--- START ---

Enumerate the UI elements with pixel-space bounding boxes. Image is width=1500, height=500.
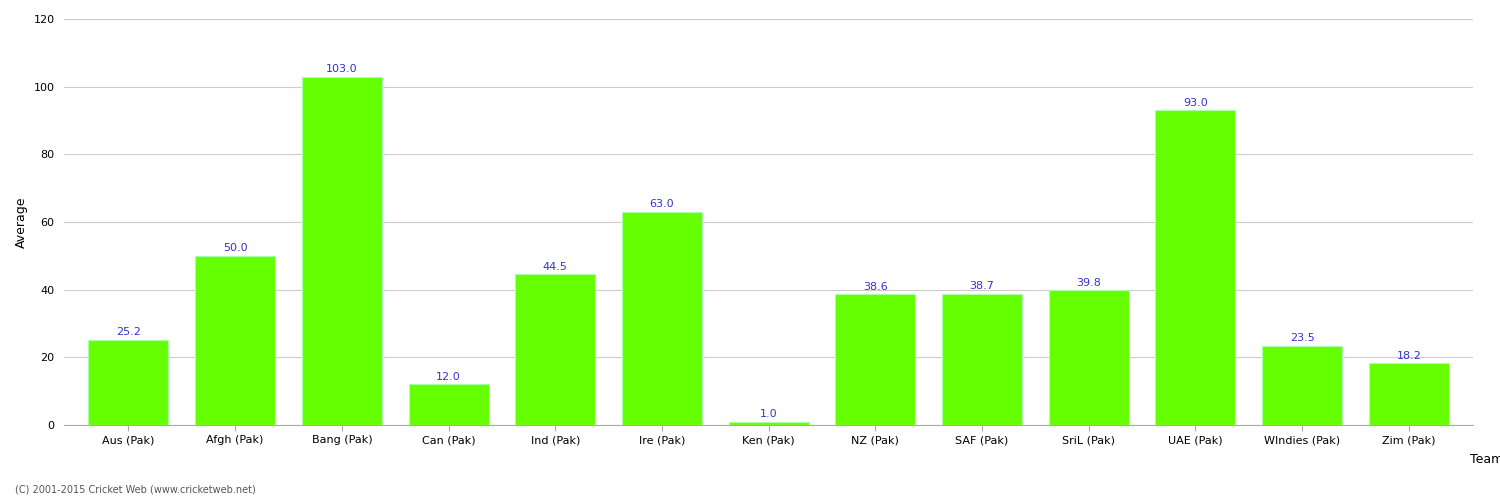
Text: 63.0: 63.0 — [650, 199, 674, 209]
Text: 12.0: 12.0 — [436, 372, 460, 382]
Text: 44.5: 44.5 — [543, 262, 567, 272]
Bar — [514, 274, 596, 425]
Bar — [1262, 346, 1342, 425]
Bar — [1048, 290, 1130, 425]
Text: 50.0: 50.0 — [224, 243, 248, 253]
Text: 23.5: 23.5 — [1290, 333, 1314, 343]
Text: 39.8: 39.8 — [1077, 278, 1101, 287]
Text: 25.2: 25.2 — [116, 327, 141, 337]
X-axis label: Team: Team — [1470, 454, 1500, 466]
Text: 38.6: 38.6 — [862, 282, 888, 292]
Bar — [1155, 110, 1236, 425]
Text: 93.0: 93.0 — [1184, 98, 1208, 108]
Text: 1.0: 1.0 — [760, 409, 777, 419]
Bar — [729, 422, 809, 425]
Y-axis label: Average: Average — [15, 196, 28, 248]
Bar — [195, 256, 274, 425]
Bar — [836, 294, 915, 425]
Bar — [408, 384, 489, 425]
Bar — [942, 294, 1022, 425]
Bar — [302, 76, 382, 425]
Bar — [88, 340, 168, 425]
Text: (C) 2001-2015 Cricket Web (www.cricketweb.net): (C) 2001-2015 Cricket Web (www.cricketwe… — [15, 485, 255, 495]
Text: 38.7: 38.7 — [969, 282, 994, 292]
Text: 103.0: 103.0 — [326, 64, 357, 74]
Bar — [622, 212, 702, 425]
Text: 18.2: 18.2 — [1396, 351, 1422, 361]
Bar — [1370, 364, 1449, 425]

--- END ---

#### Written instruction:
Set down the lines of the listing exactly, starting at the line containing "Text: 63.0: 63.0 — [650, 199, 674, 209]" and ending at the line containing "Bar — [1155, 110, 1236, 425]", with both of those lines included.

#### Response to the exercise:
Text: 63.0: 63.0 — [650, 199, 674, 209]
Text: 12.0: 12.0 — [436, 372, 460, 382]
Text: 44.5: 44.5 — [543, 262, 567, 272]
Bar — [514, 274, 596, 425]
Bar — [1262, 346, 1342, 425]
Bar — [1048, 290, 1130, 425]
Text: 50.0: 50.0 — [224, 243, 248, 253]
Text: 23.5: 23.5 — [1290, 333, 1314, 343]
Text: 39.8: 39.8 — [1077, 278, 1101, 287]
Text: 25.2: 25.2 — [116, 327, 141, 337]
X-axis label: Team: Team — [1470, 454, 1500, 466]
Text: 38.6: 38.6 — [862, 282, 888, 292]
Bar — [1155, 110, 1236, 425]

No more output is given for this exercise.